* **WORK TO COMPLETE**
Only a number is wanted: how many lines in the listing contain the word "object"?

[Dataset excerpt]
::::::::
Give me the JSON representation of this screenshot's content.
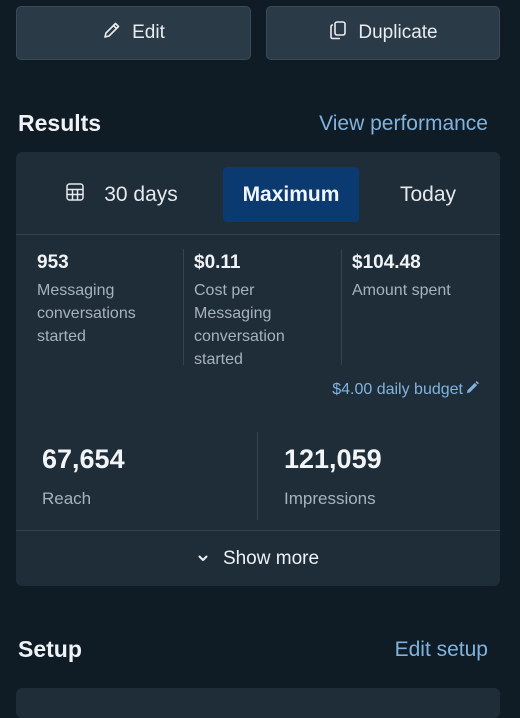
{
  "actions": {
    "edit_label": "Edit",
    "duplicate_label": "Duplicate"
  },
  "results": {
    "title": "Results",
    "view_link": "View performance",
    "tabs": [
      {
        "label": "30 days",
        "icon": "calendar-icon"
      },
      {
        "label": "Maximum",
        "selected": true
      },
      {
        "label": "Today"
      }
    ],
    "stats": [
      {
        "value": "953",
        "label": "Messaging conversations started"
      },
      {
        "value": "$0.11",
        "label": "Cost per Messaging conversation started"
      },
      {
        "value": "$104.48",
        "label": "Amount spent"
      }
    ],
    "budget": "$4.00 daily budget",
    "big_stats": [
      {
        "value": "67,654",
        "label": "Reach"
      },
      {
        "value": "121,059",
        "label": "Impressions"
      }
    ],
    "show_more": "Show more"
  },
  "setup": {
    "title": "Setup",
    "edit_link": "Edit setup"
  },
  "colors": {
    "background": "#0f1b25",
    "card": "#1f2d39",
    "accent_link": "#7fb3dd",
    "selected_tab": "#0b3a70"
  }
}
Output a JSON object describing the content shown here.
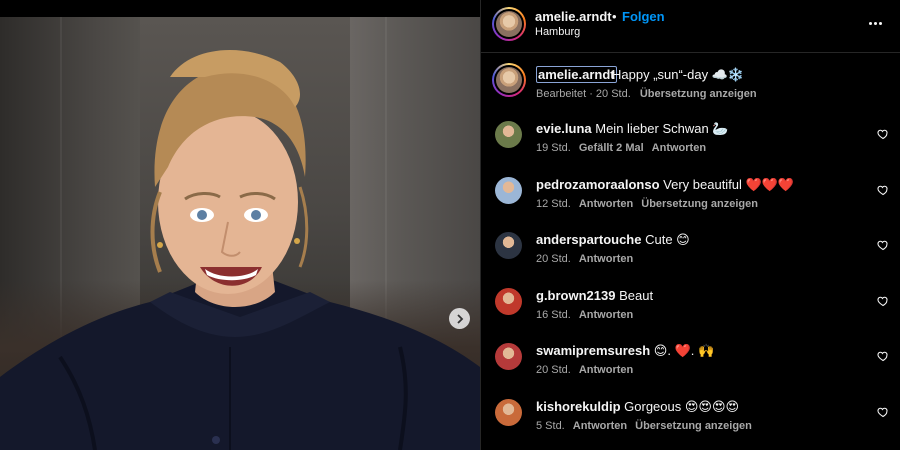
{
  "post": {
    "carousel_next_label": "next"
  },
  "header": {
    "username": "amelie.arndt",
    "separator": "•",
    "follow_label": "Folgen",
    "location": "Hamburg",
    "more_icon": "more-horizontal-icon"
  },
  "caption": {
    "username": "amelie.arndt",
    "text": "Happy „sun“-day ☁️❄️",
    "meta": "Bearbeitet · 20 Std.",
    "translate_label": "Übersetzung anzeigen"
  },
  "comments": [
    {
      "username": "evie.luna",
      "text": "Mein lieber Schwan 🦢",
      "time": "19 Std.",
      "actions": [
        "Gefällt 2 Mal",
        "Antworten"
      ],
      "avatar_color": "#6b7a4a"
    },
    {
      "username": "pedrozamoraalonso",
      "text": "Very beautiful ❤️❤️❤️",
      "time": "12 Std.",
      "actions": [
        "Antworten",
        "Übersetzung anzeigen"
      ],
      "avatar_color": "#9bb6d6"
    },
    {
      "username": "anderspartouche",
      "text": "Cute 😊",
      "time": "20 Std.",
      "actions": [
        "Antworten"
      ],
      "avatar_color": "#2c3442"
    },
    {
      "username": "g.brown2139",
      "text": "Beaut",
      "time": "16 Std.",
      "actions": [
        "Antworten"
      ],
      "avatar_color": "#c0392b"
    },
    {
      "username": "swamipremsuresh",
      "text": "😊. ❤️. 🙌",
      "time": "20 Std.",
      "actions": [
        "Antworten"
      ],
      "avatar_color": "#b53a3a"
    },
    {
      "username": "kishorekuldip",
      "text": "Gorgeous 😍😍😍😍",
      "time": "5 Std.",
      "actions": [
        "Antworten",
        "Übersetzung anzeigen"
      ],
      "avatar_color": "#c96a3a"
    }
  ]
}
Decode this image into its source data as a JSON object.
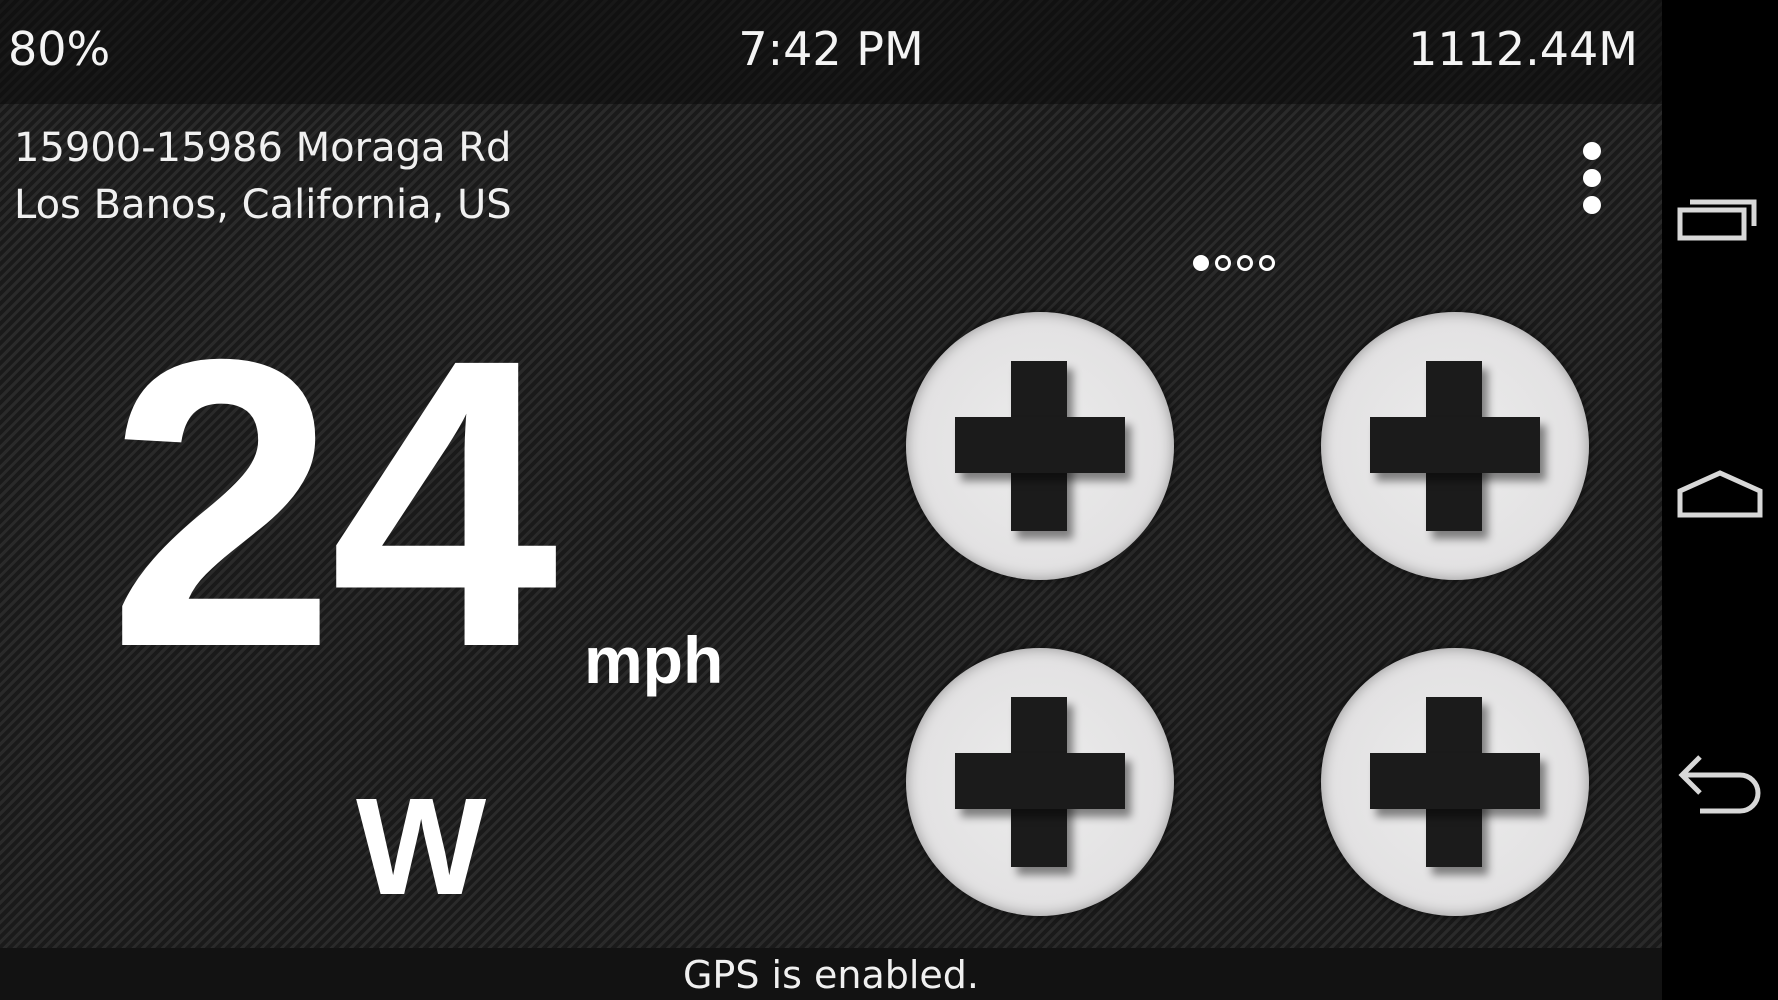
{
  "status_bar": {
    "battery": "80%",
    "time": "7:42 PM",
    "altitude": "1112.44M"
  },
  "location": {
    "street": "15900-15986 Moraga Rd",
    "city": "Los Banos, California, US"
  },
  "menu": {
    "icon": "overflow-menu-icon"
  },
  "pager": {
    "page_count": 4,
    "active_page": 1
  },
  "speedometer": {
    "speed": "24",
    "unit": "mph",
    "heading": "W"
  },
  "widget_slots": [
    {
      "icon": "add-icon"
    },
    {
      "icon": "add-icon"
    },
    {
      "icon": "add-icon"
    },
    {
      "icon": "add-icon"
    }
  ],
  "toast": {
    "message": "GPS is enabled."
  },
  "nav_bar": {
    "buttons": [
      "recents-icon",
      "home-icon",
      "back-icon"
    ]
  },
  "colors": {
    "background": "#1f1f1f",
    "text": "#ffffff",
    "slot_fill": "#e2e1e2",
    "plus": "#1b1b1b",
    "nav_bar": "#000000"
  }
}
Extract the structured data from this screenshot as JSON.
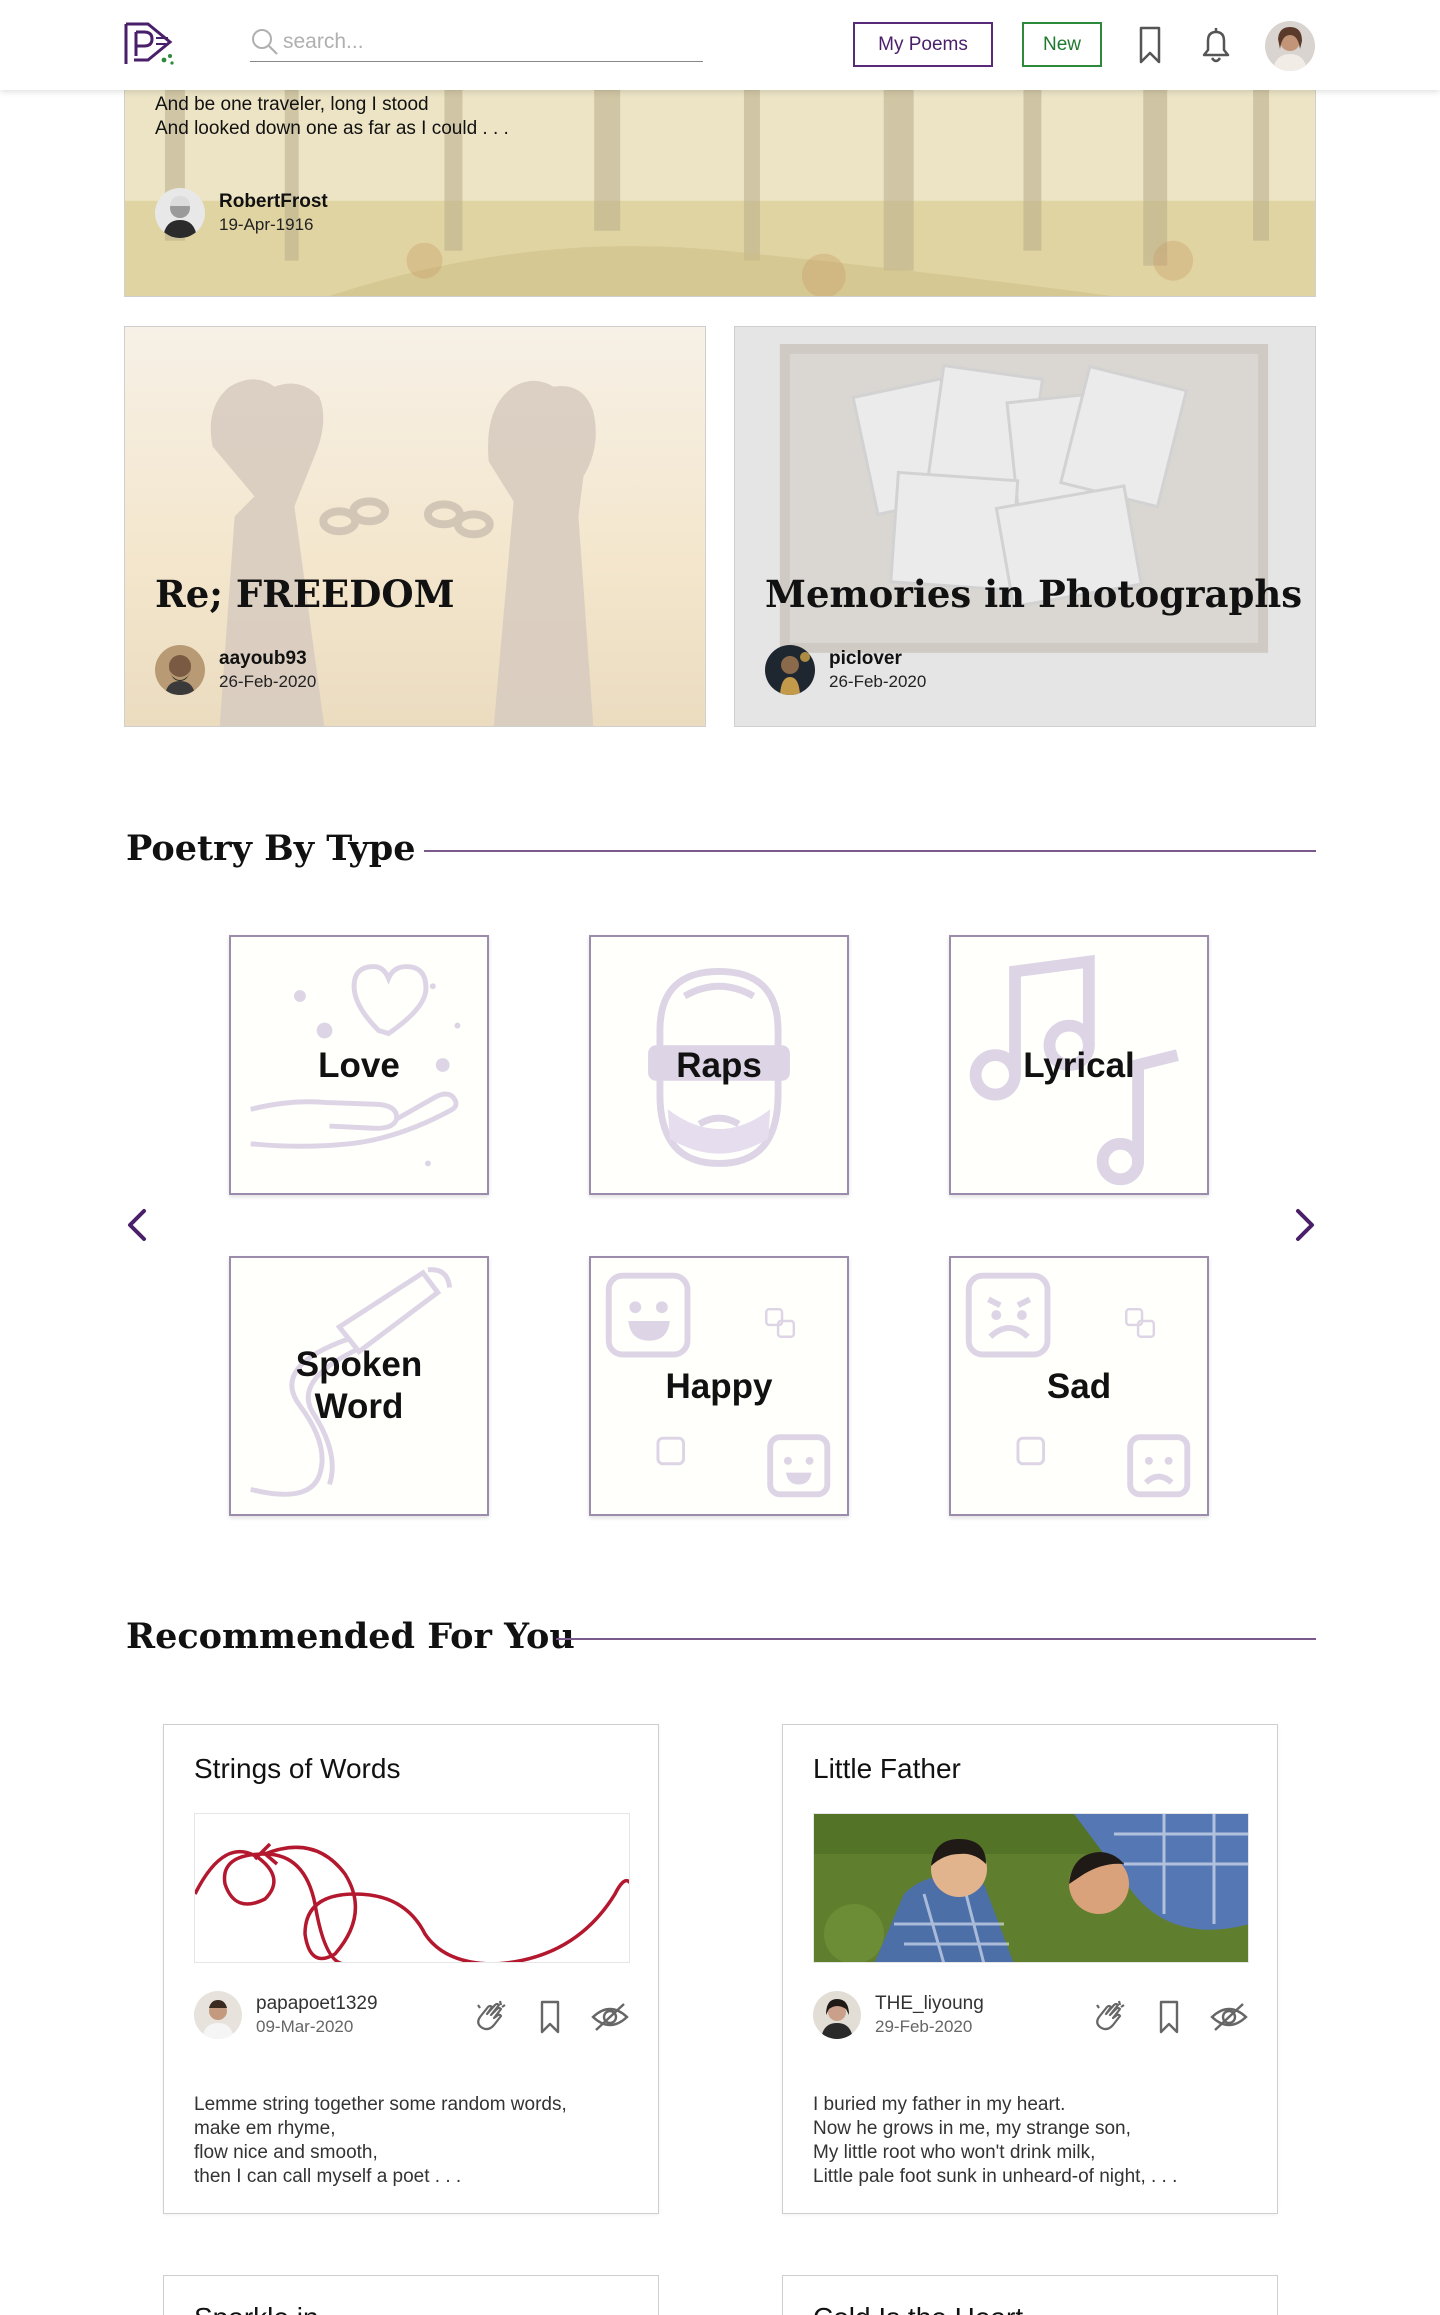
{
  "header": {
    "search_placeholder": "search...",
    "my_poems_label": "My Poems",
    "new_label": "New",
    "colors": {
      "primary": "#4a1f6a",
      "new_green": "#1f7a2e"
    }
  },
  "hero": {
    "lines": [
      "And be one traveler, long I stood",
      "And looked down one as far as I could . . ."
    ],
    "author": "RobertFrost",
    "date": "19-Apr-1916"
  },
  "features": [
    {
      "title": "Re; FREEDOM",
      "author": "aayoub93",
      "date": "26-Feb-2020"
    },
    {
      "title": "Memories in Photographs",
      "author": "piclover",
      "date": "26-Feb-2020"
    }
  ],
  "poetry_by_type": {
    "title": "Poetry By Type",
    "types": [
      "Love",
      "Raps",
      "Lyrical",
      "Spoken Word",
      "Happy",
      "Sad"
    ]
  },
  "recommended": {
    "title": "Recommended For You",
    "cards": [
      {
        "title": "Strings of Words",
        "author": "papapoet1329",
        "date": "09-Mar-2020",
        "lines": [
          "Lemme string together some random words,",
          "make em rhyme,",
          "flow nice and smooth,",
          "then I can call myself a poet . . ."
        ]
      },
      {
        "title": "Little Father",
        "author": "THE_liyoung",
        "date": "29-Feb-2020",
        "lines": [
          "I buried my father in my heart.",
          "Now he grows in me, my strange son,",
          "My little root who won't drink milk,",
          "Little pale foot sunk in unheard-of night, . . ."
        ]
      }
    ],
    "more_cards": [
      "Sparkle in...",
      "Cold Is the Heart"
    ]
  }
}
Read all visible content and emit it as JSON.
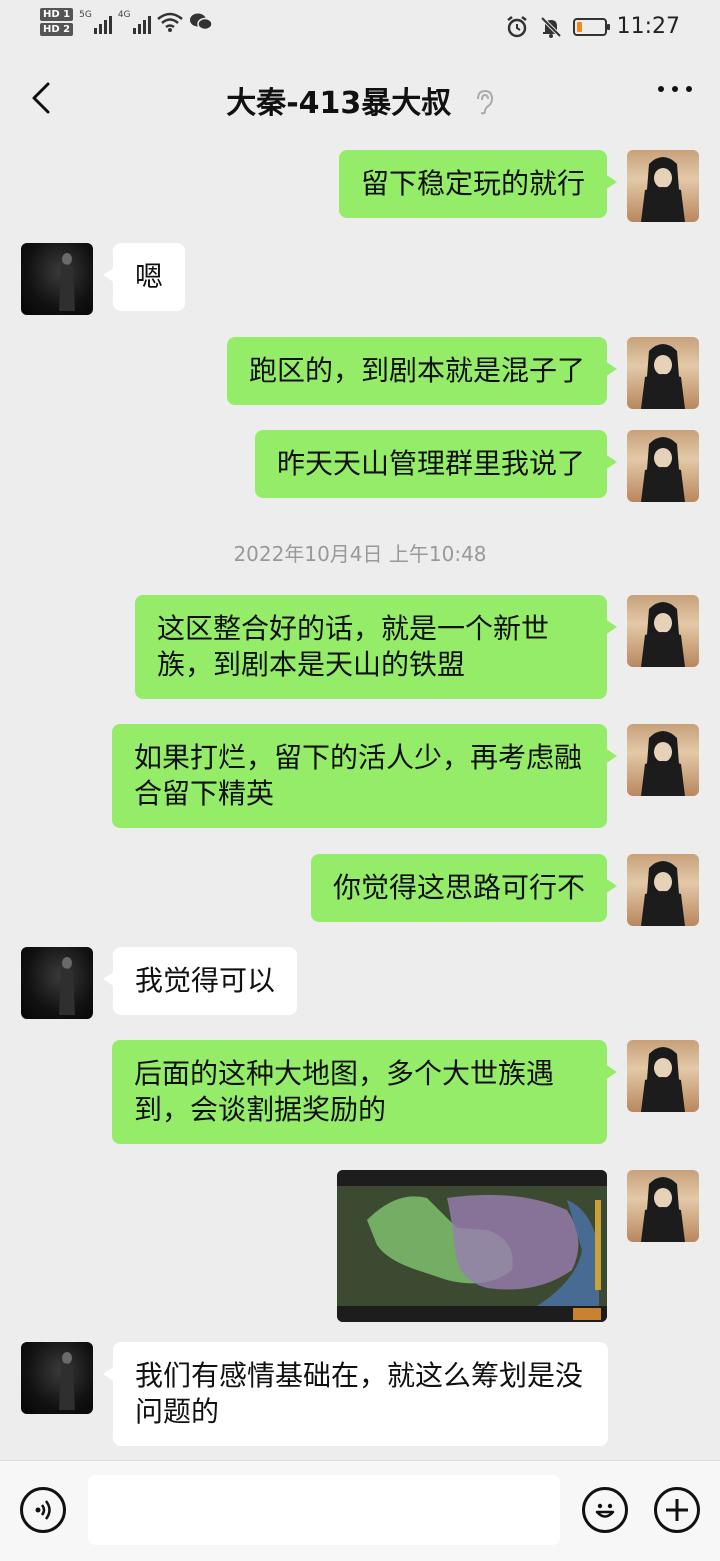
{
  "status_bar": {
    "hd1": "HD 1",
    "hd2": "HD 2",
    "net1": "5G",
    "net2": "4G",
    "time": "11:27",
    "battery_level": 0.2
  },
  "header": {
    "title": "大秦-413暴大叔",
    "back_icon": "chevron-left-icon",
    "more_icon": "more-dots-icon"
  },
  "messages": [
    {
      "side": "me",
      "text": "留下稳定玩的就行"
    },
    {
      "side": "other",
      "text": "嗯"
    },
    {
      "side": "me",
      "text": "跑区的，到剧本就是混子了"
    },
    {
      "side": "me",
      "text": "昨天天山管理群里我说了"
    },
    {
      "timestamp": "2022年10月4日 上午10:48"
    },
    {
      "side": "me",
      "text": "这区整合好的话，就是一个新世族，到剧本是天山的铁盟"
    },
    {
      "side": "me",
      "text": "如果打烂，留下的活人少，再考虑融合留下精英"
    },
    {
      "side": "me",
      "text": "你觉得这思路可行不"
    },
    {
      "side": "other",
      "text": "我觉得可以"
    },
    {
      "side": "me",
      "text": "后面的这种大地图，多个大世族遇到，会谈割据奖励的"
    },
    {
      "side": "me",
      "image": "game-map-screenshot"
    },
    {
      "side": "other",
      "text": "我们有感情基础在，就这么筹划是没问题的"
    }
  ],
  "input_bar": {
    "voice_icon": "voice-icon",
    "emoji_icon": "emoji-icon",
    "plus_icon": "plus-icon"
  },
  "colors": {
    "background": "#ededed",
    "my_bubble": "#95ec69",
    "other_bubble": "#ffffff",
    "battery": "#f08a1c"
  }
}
::::::::
* **REPLY**
2